Problem requirements: Look through the entries below and report how many lines hold the string "icon". Only the number is wanted.

Record extracts:

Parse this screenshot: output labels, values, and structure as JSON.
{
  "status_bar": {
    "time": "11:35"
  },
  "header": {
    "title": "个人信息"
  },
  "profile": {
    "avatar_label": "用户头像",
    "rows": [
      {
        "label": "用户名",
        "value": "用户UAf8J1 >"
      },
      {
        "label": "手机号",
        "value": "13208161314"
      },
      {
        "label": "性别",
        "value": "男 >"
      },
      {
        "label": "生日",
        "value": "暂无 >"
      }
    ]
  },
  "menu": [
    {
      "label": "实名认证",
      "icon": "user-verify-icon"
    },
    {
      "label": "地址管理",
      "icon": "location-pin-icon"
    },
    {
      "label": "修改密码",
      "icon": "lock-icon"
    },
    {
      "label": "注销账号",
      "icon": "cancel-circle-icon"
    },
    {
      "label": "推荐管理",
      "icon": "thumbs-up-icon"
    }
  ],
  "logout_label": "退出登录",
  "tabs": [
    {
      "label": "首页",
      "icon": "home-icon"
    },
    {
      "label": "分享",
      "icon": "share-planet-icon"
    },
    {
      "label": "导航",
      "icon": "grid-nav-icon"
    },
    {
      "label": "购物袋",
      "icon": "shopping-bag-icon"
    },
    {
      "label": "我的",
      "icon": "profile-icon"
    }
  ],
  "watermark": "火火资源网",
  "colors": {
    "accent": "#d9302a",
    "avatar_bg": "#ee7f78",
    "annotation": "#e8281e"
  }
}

Reply to the exercise: 10